───── Records provided ─────

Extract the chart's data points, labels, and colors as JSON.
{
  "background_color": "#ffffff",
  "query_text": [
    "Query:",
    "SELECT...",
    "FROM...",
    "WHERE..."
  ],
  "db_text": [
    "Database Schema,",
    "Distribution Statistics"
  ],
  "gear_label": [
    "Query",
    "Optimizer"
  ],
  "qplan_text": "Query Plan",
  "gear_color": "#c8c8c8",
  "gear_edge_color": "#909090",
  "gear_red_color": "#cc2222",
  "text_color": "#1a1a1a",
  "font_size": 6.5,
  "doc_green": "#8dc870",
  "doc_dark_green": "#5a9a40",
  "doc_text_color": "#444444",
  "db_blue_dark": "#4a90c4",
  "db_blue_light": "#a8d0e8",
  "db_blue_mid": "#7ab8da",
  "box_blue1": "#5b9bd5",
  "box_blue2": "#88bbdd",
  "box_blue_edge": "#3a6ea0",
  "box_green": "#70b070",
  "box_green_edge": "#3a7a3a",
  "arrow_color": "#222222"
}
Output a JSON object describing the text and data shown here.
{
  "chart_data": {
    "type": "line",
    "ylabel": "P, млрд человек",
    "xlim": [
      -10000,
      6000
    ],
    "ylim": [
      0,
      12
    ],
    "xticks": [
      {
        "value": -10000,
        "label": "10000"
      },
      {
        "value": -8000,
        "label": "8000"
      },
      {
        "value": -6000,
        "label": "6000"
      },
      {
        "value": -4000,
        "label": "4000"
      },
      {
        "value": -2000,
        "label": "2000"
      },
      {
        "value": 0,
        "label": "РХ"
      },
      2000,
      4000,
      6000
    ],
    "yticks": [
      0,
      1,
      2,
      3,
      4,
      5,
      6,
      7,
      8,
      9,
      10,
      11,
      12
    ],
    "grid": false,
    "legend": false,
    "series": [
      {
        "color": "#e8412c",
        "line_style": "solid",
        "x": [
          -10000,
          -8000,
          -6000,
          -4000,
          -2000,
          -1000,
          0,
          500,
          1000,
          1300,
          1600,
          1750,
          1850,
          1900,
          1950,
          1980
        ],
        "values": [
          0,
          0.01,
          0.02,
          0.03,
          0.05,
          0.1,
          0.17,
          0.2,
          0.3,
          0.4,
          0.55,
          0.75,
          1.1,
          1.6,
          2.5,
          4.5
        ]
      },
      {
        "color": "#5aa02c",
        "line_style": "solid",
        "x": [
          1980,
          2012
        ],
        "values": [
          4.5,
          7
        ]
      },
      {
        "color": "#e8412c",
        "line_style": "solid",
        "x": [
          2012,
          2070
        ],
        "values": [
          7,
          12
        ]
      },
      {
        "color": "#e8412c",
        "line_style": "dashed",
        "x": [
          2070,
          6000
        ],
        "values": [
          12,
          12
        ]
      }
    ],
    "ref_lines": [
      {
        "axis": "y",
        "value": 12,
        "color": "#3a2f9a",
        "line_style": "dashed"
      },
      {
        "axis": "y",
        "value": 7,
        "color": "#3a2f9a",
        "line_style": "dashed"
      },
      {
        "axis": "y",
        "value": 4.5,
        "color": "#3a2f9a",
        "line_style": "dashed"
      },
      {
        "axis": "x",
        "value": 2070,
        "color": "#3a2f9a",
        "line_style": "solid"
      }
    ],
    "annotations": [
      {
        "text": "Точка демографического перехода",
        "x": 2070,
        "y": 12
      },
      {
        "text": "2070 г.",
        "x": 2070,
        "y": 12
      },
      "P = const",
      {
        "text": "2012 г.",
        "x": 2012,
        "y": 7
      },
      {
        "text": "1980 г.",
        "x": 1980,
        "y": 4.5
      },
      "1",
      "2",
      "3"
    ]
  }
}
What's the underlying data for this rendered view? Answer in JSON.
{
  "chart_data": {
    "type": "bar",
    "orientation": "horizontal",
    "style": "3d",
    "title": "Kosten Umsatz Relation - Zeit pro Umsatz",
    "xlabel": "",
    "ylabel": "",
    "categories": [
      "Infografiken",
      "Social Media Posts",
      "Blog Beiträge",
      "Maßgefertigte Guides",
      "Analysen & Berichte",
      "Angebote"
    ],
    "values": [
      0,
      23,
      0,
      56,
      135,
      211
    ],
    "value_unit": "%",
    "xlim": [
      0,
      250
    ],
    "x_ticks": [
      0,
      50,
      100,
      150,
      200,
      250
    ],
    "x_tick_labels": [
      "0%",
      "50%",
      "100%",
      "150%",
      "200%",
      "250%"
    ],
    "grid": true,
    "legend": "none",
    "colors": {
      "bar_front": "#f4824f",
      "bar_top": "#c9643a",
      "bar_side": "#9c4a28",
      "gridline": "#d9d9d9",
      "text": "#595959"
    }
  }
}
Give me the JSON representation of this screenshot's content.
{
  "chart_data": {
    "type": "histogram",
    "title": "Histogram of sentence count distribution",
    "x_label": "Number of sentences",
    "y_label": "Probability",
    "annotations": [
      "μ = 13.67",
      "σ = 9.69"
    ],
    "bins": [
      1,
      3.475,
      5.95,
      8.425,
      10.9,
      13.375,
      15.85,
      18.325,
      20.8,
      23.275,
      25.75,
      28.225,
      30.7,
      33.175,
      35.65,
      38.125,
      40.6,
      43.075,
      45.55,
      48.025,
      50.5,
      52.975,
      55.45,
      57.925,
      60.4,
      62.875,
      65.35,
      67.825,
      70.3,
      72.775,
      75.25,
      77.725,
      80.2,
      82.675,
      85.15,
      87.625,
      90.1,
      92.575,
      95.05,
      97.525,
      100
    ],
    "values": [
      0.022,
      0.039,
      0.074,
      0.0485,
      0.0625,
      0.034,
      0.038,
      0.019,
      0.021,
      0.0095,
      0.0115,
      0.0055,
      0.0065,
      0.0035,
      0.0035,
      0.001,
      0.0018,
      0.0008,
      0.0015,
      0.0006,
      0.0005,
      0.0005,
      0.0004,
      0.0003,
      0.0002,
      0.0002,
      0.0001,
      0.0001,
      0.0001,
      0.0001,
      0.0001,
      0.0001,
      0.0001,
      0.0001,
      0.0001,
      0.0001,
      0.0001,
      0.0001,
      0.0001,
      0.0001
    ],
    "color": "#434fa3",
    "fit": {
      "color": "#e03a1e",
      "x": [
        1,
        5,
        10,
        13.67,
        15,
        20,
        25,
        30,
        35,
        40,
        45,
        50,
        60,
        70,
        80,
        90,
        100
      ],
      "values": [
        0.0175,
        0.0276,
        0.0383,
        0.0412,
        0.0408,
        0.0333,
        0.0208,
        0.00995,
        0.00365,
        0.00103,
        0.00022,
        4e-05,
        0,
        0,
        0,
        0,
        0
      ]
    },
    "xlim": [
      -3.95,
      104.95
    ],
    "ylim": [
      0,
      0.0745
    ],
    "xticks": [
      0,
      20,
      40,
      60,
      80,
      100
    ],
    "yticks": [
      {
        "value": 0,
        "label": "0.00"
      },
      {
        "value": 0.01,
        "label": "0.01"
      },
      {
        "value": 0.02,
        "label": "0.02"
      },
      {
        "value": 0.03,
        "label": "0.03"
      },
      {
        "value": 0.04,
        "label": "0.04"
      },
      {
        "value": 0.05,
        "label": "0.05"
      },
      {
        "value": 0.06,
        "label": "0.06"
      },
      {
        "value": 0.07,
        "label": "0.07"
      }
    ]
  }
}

─────

** What the task requires **
Show each line holding the word "JSON".

** Exercise response **
Extract the chart's data points, labels, and colors as JSON.
Output a JSON object describing the text and data shown here.
What's the underlying data for this rendered view? Answer in JSON.
Give me the JSON representation of this screenshot's content.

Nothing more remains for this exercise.